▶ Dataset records
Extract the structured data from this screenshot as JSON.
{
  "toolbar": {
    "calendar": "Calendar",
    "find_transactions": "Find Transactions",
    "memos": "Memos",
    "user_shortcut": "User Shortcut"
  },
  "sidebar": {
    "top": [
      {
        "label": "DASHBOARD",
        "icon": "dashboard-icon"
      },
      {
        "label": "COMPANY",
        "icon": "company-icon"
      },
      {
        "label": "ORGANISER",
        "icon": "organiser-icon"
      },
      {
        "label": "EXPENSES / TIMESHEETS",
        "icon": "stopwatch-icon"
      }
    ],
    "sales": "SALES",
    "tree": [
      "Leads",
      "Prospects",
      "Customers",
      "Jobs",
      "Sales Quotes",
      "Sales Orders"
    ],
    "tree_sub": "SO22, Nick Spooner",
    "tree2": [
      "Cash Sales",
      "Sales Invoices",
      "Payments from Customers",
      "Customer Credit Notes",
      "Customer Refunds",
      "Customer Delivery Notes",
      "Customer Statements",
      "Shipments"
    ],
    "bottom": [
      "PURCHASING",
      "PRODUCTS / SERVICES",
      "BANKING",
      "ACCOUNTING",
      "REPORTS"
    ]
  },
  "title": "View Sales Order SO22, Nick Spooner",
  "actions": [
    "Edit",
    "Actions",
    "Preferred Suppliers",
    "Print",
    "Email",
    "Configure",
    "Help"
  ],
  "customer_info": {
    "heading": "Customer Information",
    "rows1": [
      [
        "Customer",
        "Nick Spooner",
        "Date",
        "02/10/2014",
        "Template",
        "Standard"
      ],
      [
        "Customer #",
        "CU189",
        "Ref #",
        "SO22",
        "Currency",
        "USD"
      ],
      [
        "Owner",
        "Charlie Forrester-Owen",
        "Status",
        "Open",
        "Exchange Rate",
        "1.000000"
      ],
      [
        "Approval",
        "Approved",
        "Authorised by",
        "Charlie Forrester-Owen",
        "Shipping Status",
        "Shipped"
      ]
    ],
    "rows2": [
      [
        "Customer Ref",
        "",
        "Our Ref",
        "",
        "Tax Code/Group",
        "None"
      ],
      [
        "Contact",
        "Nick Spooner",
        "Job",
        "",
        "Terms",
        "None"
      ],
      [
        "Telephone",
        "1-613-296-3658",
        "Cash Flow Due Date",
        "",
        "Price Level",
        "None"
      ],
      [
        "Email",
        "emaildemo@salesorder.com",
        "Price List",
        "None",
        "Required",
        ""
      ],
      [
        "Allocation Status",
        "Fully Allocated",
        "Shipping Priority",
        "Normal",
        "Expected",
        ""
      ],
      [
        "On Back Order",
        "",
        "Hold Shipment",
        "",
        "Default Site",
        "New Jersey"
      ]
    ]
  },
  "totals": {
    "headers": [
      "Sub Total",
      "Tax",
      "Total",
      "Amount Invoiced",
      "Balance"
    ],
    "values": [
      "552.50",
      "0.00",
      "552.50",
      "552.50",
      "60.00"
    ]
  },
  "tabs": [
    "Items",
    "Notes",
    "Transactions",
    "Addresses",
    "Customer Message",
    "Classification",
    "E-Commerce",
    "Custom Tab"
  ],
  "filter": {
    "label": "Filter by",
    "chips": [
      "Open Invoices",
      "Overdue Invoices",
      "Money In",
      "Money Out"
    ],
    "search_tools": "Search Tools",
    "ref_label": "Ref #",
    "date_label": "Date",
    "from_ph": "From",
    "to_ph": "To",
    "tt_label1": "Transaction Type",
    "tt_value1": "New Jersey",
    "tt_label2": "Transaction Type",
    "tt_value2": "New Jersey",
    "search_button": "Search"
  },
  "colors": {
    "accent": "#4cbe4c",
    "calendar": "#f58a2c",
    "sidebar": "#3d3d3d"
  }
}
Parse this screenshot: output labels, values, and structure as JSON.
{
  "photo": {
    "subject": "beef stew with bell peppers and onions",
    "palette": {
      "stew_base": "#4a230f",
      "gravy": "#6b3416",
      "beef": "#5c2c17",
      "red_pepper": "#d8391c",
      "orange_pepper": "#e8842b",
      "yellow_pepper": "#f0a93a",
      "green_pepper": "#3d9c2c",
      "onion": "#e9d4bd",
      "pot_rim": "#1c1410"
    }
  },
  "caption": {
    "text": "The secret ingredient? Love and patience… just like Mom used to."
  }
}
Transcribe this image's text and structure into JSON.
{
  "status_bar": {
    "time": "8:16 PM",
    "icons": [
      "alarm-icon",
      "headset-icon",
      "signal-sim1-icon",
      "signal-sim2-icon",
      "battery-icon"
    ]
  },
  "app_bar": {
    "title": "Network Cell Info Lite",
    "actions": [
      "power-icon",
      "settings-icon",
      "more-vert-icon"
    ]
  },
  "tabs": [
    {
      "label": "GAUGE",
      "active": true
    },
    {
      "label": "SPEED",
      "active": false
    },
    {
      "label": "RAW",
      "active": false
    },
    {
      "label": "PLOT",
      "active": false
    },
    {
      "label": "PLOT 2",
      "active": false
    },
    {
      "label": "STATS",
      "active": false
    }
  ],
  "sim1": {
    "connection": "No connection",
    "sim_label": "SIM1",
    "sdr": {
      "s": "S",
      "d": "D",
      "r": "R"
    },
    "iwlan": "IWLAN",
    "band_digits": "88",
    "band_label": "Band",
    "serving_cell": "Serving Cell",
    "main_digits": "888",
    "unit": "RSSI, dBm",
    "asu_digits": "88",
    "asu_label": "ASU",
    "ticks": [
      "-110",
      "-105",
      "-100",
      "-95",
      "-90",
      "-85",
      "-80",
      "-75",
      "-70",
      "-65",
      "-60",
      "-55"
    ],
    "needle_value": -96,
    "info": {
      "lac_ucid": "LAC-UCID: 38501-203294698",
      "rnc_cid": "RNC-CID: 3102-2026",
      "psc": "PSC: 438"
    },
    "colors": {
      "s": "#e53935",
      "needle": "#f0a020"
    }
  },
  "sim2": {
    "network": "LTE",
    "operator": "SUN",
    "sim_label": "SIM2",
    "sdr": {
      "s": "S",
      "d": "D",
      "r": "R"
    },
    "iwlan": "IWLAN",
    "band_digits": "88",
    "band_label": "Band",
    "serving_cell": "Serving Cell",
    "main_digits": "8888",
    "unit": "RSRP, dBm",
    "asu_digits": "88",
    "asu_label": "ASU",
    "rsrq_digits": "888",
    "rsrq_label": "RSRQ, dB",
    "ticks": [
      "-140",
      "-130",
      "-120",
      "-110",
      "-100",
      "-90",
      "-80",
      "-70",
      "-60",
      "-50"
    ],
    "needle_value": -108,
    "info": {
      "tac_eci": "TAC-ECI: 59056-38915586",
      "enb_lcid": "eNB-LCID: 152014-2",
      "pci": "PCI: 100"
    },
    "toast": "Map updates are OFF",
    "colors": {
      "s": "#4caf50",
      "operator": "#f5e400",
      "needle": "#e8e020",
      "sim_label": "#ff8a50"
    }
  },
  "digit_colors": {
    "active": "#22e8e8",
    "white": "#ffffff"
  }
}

▶ YOUR GOAL
Would you copy out each line exactly as written?

▶ TASK RESPONSE
Extract the structured data from this screenshot as JSON.
{
  "toolbar": {
    "calendar": "Calendar",
    "find_transactions": "Find Transactions",
    "memos": "Memos",
    "user_shortcut": "User Shortcut"
  },
  "sidebar": {
    "top": [
      {
        "label": "DASHBOARD",
        "icon": "dashboard-icon"
      },
      {
        "label": "COMPANY",
        "icon": "company-icon"
      },
      {
        "label": "ORGANISER",
        "icon": "organiser-icon"
      },
      {
        "label": "EXPENSES / TIMESHEETS",
        "icon": "stopwatch-icon"
      }
    ],
    "sales": "SALES",
    "tree": [
      "Leads",
      "Prospects",
      "Customers",
      "Jobs",
      "Sales Quotes",
      "Sales Orders"
    ],
    "tree_sub": "SO22, Nick Spooner",
    "tree2": [
      "Cash Sales",
      "Sales Invoices",
      "Payments from Customers",
      "Customer Credit Notes",
      "Customer Refunds",
      "Customer Delivery Notes",
      "Customer Statements",
      "Shipments"
    ],
    "bottom": [
      "PURCHASING",
      "PRODUCTS / SERVICES",
      "BANKING",
      "ACCOUNTING",
      "REPORTS"
    ]
  },
  "title": "View Sales Order SO22, Nick Spooner",
  "actions": [
    "Edit",
    "Actions",
    "Preferred Suppliers",
    "Print",
    "Email",
    "Configure",
    "Help"
  ],
  "customer_info": {
    "heading": "Customer Information",
    "rows1": [
      [
        "Customer",
        "Nick Spooner",
        "Date",
        "02/10/2014",
        "Template",
        "Standard"
      ],
      [
        "Customer #",
        "CU189",
        "Ref #",
        "SO22",
        "Currency",
        "USD"
      ],
      [
        "Owner",
        "Charlie Forrester-Owen",
        "Status",
        "Open",
        "Exchange Rate",
        "1.000000"
      ],
      [
        "Approval",
        "Approved",
        "Authorised by",
        "Charlie Forrester-Owen",
        "Shipping Status",
        "Shipped"
      ]
    ],
    "rows2": [
      [
        "Customer Ref",
        "",
        "Our Ref",
        "",
        "Tax Code/Group",
        "None"
      ],
      [
        "Contact",
        "Nick Spooner",
        "Job",
        "",
        "Terms",
        "None"
      ],
      [
        "Telephone",
        "1-613-296-3658",
        "Cash Flow Due Date",
        "",
        "Price Level",
        "None"
      ],
      [
        "Email",
        "emaildemo@salesorder.com",
        "Price List",
        "None",
        "Required",
        ""
      ],
      [
        "Allocation Status",
        "Fully Allocated",
        "Shipping Priority",
        "Normal",
        "Expected",
        ""
      ],
      [
        "On Back Order",
        "",
        "Hold Shipment",
        "",
        "Default Site",
        "New Jersey"
      ]
    ]
  },
  "totals": {
    "headers": [
      "Sub Total",
      "Tax",
      "Total",
      "Amount Invoiced",
      "Balance"
    ],
    "values": [
      "552.50",
      "0.00",
      "552.50",
      "552.50",
      "60.00"
    ]
  },
  "tabs": [
    "Items",
    "Notes",
    "Transactions",
    "Addresses",
    "Customer Message",
    "Classification",
    "E-Commerce",
    "Custom Tab"
  ],
  "filter": {
    "label": "Filter by",
    "chips": [
      "Open Invoices",
      "Overdue Invoices",
      "Money In",
      "Money Out"
    ],
    "search_tools": "Search Tools",
    "ref_label": "Ref #",
    "date_label": "Date",
    "from_ph": "From",
    "to_ph": "To",
    "tt_label1": "Transaction Type",
    "tt_value1": "New Jersey",
    "tt_label2": "Transaction Type",
    "tt_value2": "New Jersey",
    "search_button": "Search"
  },
  "colors": {
    "accent": "#4cbe4c",
    "calendar": "#f58a2c",
    "sidebar": "#3d3d3d"
  }
}
Parse this screenshot: output labels, values, and structure as JSON.
{
  "photo": {
    "subject": "beef stew with bell peppers and onions",
    "palette": {
      "stew_base": "#4a230f",
      "gravy": "#6b3416",
      "beef": "#5c2c17",
      "red_pepper": "#d8391c",
      "orange_pepper": "#e8842b",
      "yellow_pepper": "#f0a93a",
      "green_pepper": "#3d9c2c",
      "onion": "#e9d4bd",
      "pot_rim": "#1c1410"
    }
  },
  "caption": {
    "text": "The secret ingredient? Love and patience… just like Mom used to."
  }
}
Transcribe this image's text and structure into JSON.
{
  "status_bar": {
    "time": "8:16 PM",
    "icons": [
      "alarm-icon",
      "headset-icon",
      "signal-sim1-icon",
      "signal-sim2-icon",
      "battery-icon"
    ]
  },
  "app_bar": {
    "title": "Network Cell Info Lite",
    "actions": [
      "power-icon",
      "settings-icon",
      "more-vert-icon"
    ]
  },
  "tabs": [
    {
      "label": "GAUGE",
      "active": true
    },
    {
      "label": "SPEED",
      "active": false
    },
    {
      "label": "RAW",
      "active": false
    },
    {
      "label": "PLOT",
      "active": false
    },
    {
      "label": "PLOT 2",
      "active": false
    },
    {
      "label": "STATS",
      "active": false
    }
  ],
  "sim1": {
    "connection": "No connection",
    "sim_label": "SIM1",
    "sdr": {
      "s": "S",
      "d": "D",
      "r": "R"
    },
    "iwlan": "IWLAN",
    "band_digits": "88",
    "band_label": "Band",
    "serving_cell": "Serving Cell",
    "main_digits": "888",
    "unit": "RSSI, dBm",
    "asu_digits": "88",
    "asu_label": "ASU",
    "ticks": [
      "-110",
      "-105",
      "-100",
      "-95",
      "-90",
      "-85",
      "-80",
      "-75",
      "-70",
      "-65",
      "-60",
      "-55"
    ],
    "needle_value": -96,
    "info": {
      "lac_ucid": "LAC-UCID: 38501-203294698",
      "rnc_cid": "RNC-CID: 3102-2026",
      "psc": "PSC: 438"
    },
    "colors": {
      "s": "#e53935",
      "needle": "#f0a020"
    }
  },
  "sim2": {
    "network": "LTE",
    "operator": "SUN",
    "sim_label": "SIM2",
    "sdr": {
      "s": "S",
      "d": "D",
      "r": "R"
    },
    "iwlan": "IWLAN",
    "band_digits": "88",
    "band_label": "Band",
    "serving_cell": "Serving Cell",
    "main_digits": "8888",
    "unit": "RSRP, dBm",
    "asu_digits": "88",
    "asu_label": "ASU",
    "rsrq_digits": "888",
    "rsrq_label": "RSRQ, dB",
    "ticks": [
      "-140",
      "-130",
      "-120",
      "-110",
      "-100",
      "-90",
      "-80",
      "-70",
      "-60",
      "-50"
    ],
    "needle_value": -108,
    "info": {
      "tac_eci": "TAC-ECI: 59056-38915586",
      "enb_lcid": "eNB-LCID: 152014-2",
      "pci": "PCI: 100"
    },
    "toast": "Map updates are OFF",
    "colors": {
      "s": "#4caf50",
      "operator": "#f5e400",
      "needle": "#e8e020",
      "sim_label": "#ff8a50"
    }
  },
  "digit_colors": {
    "active": "#22e8e8",
    "white": "#ffffff"
  }
}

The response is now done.